begin Record list
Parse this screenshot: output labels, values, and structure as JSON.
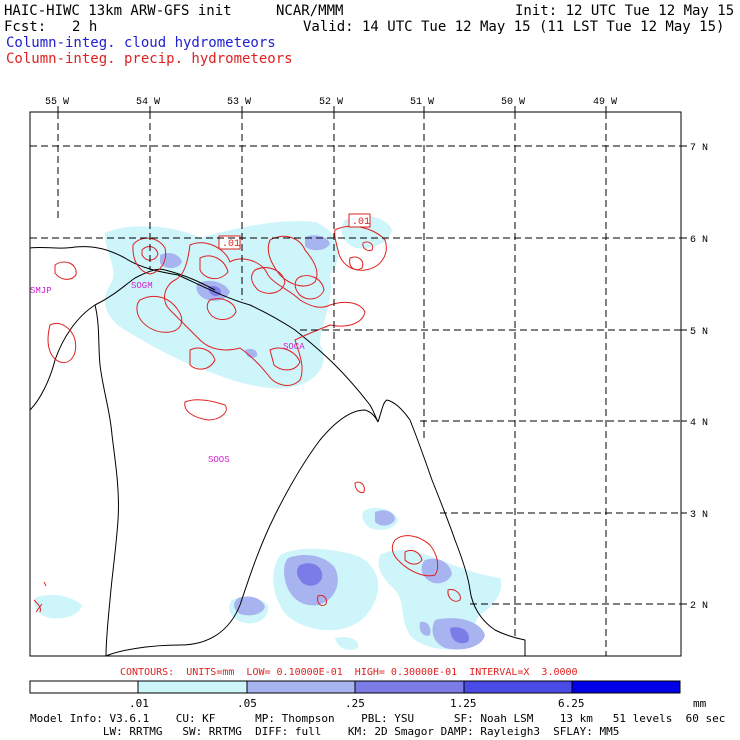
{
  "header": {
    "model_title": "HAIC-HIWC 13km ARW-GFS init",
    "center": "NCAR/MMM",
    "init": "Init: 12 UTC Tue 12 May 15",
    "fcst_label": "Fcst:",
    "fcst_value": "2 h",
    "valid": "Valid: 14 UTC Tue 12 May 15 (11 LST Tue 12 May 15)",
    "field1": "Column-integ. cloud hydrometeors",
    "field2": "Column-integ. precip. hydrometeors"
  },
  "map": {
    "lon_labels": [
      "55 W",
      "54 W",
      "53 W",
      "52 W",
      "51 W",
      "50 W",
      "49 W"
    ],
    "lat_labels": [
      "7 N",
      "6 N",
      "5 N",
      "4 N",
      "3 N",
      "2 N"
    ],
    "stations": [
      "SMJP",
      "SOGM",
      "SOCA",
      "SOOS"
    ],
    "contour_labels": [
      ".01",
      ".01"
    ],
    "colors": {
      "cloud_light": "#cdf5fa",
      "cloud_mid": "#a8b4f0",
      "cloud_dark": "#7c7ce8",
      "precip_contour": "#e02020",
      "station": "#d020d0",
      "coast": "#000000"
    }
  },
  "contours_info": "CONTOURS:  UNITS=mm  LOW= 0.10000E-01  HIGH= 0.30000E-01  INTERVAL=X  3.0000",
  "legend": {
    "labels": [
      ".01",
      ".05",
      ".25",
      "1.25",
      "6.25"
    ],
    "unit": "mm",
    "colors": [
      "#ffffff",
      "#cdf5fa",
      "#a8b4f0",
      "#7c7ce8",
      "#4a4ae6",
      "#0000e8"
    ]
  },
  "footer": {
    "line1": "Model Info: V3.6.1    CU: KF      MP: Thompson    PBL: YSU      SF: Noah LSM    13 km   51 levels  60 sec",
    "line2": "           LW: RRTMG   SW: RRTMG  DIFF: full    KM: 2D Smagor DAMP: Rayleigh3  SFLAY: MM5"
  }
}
end Record list
» What to work on
Find the word "Column" in the records and pull out each line that has it.

» Reply
    "field1": "Column-integ. cloud hydrometeors",
    "field2": "Column-integ. precip. hydrometeors"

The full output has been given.